• _Prompt_
All entries below are to be set down again, identical to the source.
[START Dataset rows]
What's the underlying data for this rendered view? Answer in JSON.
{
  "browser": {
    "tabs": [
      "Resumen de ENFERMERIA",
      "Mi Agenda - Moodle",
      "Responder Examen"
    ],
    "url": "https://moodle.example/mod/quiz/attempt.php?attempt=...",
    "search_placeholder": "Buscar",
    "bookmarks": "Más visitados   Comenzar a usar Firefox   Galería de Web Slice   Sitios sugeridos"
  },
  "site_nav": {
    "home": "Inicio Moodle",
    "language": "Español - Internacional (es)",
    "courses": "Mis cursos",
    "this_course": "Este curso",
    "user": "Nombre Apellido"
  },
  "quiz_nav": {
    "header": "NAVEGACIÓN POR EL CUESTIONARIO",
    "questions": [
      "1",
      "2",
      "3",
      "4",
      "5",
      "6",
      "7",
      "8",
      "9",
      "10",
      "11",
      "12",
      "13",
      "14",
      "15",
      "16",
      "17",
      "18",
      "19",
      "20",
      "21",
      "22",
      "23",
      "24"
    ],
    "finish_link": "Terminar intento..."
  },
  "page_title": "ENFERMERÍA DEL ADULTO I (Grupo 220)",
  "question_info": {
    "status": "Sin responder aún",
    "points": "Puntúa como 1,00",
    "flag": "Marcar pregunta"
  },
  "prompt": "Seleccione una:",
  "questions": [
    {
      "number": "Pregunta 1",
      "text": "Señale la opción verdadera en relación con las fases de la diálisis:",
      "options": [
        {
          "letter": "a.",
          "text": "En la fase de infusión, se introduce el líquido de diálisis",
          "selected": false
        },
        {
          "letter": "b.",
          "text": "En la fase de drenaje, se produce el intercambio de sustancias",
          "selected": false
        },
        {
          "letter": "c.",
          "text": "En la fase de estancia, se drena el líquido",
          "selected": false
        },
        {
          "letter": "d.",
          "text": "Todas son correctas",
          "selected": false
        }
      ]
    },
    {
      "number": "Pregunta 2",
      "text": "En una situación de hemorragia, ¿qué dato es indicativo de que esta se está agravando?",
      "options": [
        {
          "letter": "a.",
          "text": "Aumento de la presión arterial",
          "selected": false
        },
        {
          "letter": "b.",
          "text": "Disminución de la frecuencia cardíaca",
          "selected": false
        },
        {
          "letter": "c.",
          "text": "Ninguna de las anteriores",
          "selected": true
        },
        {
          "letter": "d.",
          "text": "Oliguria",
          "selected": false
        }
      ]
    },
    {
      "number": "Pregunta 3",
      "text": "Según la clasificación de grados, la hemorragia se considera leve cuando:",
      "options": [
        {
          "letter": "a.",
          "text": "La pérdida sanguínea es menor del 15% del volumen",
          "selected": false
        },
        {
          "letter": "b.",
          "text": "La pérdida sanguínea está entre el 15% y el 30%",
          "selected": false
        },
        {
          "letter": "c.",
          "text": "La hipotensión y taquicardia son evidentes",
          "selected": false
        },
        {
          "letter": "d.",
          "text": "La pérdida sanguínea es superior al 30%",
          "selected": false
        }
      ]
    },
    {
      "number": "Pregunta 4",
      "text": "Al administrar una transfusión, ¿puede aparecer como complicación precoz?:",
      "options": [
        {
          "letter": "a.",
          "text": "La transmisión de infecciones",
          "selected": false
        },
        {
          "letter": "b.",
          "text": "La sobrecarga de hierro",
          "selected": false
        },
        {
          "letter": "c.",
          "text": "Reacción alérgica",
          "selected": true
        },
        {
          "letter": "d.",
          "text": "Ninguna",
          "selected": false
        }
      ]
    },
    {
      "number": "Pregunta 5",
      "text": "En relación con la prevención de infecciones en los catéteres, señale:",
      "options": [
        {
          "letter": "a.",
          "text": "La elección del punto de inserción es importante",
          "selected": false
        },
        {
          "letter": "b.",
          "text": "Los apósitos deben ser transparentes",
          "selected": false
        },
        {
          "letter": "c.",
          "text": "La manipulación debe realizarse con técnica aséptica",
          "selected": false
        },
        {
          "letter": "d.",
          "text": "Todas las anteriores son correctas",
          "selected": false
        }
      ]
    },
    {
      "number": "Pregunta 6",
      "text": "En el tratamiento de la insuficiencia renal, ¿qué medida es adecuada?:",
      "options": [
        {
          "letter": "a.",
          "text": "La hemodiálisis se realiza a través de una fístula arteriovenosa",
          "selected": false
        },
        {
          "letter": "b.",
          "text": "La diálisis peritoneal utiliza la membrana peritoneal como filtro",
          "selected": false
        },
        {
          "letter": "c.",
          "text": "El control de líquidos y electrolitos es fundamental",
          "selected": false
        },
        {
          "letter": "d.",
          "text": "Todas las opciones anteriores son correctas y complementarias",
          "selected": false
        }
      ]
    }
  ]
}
[END Dataset rows]
• _Exercise result_
What's the underlying data for this rendered view? Answer in JSON.
{
  "browser": {
    "tabs": [
      "Resumen de ENFERMERIA",
      "Mi Agenda - Moodle",
      "Responder Examen"
    ],
    "url": "https://moodle.example/mod/quiz/attempt.php?attempt=...",
    "search_placeholder": "Buscar",
    "bookmarks": "Más visitados   Comenzar a usar Firefox   Galería de Web Slice   Sitios sugeridos"
  },
  "site_nav": {
    "home": "Inicio Moodle",
    "language": "Español - Internacional (es)",
    "courses": "Mis cursos",
    "this_course": "Este curso",
    "user": "Nombre Apellido"
  },
  "quiz_nav": {
    "header": "NAVEGACIÓN POR EL CUESTIONARIO",
    "questions": [
      "1",
      "2",
      "3",
      "4",
      "5",
      "6",
      "7",
      "8",
      "9",
      "10",
      "11",
      "12",
      "13",
      "14",
      "15",
      "16",
      "17",
      "18",
      "19",
      "20",
      "21",
      "22",
      "23",
      "24"
    ],
    "finish_link": "Terminar intento..."
  },
  "page_title": "ENFERMERÍA DEL ADULTO I (Grupo 220)",
  "question_info": {
    "status": "Sin responder aún",
    "points": "Puntúa como 1,00",
    "flag": "Marcar pregunta"
  },
  "prompt": "Seleccione una:",
  "questions": [
    {
      "number": "Pregunta 1",
      "text": "Señale la opción verdadera en relación con las fases de la diálisis:",
      "options": [
        {
          "letter": "a.",
          "text": "En la fase de infusión, se introduce el líquido de diálisis",
          "selected": false
        },
        {
          "letter": "b.",
          "text": "En la fase de drenaje, se produce el intercambio de sustancias",
          "selected": false
        },
        {
          "letter": "c.",
          "text": "En la fase de estancia, se drena el líquido",
          "selected": false
        },
        {
          "letter": "d.",
          "text": "Todas son correctas",
          "selected": false
        }
      ]
    },
    {
      "number": "Pregunta 2",
      "text": "En una situación de hemorragia, ¿qué dato es indicativo de que esta se está agravando?",
      "options": [
        {
          "letter": "a.",
          "text": "Aumento de la presión arterial",
          "selected": false
        },
        {
          "letter": "b.",
          "text": "Disminución de la frecuencia cardíaca",
          "selected": false
        },
        {
          "letter": "c.",
          "text": "Ninguna de las anteriores",
          "selected": true
        },
        {
          "letter": "d.",
          "text": "Oliguria",
          "selected": false
        }
      ]
    },
    {
      "number": "Pregunta 3",
      "text": "Según la clasificación de grados, la hemorragia se considera leve cuando:",
      "options": [
        {
          "letter": "a.",
          "text": "La pérdida sanguínea es menor del 15% del volumen",
          "selected": false
        },
        {
          "letter": "b.",
          "text": "La pérdida sanguínea está entre el 15% y el 30%",
          "selected": false
        },
        {
          "letter": "c.",
          "text": "La hipotensión y taquicardia son evidentes",
          "selected": false
        },
        {
          "letter": "d.",
          "text": "La pérdida sanguínea es superior al 30%",
          "selected": false
        }
      ]
    },
    {
      "number": "Pregunta 4",
      "text": "Al administrar una transfusión, ¿puede aparecer como complicación precoz?:",
      "options": [
        {
          "letter": "a.",
          "text": "La transmisión de infecciones",
          "selected": false
        },
        {
          "letter": "b.",
          "text": "La sobrecarga de hierro",
          "selected": false
        },
        {
          "letter": "c.",
          "text": "Reacción alérgica",
          "selected": true
        },
        {
          "letter": "d.",
          "text": "Ninguna",
          "selected": false
        }
      ]
    },
    {
      "number": "Pregunta 5",
      "text": "En relación con la prevención de infecciones en los catéteres, señale:",
      "options": [
        {
          "letter": "a.",
          "text": "La elección del punto de inserción es importante",
          "selected": false
        },
        {
          "letter": "b.",
          "text": "Los apósitos deben ser transparentes",
          "selected": false
        },
        {
          "letter": "c.",
          "text": "La manipulación debe realizarse con técnica aséptica",
          "selected": false
        },
        {
          "letter": "d.",
          "text": "Todas las anteriores son correctas",
          "selected": false
        }
      ]
    },
    {
      "number": "Pregunta 6",
      "text": "En el tratamiento de la insuficiencia renal, ¿qué medida es adecuada?:",
      "options": [
        {
          "letter": "a.",
          "text": "La hemodiálisis se realiza a través de una fístula arteriovenosa",
          "selected": false
        },
        {
          "letter": "b.",
          "text": "La diálisis peritoneal utiliza la membrana peritoneal como filtro",
          "selected": false
        },
        {
          "letter": "c.",
          "text": "El control de líquidos y electrolitos es fundamental",
          "selected": false
        },
        {
          "letter": "d.",
          "text": "Todas las opciones anteriores son correctas y complementarias",
          "selected": false
        }
      ]
    }
  ]
}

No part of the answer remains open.